REQUEST = Of all the lines in the material, how many include the word "OLTP"? Reply with the number alone.

RECORDS PROVIDED =
▬▬▬▬▬▬

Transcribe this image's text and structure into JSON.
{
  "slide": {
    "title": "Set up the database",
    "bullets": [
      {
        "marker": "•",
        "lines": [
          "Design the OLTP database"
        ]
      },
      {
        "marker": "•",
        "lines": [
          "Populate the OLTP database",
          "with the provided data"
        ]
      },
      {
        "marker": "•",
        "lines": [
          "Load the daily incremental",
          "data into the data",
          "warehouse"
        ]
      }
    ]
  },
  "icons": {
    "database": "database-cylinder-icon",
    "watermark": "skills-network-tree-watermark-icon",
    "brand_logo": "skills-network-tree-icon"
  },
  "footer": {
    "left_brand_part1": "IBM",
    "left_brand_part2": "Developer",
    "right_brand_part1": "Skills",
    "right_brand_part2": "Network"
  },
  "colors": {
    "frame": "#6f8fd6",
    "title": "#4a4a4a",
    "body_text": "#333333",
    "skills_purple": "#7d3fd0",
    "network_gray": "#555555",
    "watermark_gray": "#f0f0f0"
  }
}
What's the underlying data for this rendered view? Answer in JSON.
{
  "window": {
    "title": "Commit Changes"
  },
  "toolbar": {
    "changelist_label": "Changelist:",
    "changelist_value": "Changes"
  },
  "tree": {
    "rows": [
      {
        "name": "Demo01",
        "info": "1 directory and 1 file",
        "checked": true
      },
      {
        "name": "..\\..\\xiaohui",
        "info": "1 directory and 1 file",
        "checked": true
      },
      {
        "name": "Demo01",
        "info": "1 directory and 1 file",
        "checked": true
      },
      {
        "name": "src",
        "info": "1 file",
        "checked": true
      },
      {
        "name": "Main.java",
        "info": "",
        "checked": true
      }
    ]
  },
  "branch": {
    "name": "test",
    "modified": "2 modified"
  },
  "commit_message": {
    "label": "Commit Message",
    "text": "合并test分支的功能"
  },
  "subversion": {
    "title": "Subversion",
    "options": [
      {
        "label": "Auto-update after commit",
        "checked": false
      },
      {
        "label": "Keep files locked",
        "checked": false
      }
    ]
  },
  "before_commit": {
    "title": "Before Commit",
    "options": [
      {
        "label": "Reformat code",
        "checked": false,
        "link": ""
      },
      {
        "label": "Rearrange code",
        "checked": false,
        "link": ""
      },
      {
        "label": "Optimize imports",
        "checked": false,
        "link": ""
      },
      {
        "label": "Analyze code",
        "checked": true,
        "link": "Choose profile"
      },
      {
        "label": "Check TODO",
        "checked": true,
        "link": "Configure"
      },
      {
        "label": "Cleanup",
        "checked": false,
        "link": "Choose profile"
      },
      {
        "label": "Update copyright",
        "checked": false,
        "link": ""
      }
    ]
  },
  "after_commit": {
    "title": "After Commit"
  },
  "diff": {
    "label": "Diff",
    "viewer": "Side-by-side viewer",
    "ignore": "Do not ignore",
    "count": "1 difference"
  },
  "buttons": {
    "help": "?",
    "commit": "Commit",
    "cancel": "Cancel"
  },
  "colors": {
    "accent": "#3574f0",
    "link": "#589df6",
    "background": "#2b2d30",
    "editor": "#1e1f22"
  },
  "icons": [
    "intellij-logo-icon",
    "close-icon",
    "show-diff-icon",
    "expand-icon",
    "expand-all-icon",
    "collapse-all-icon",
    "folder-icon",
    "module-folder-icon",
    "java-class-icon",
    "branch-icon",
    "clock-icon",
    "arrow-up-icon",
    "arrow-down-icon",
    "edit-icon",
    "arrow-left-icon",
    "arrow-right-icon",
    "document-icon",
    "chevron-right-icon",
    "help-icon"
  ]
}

▬▬▬▬▬▬

TASK RESULT = 2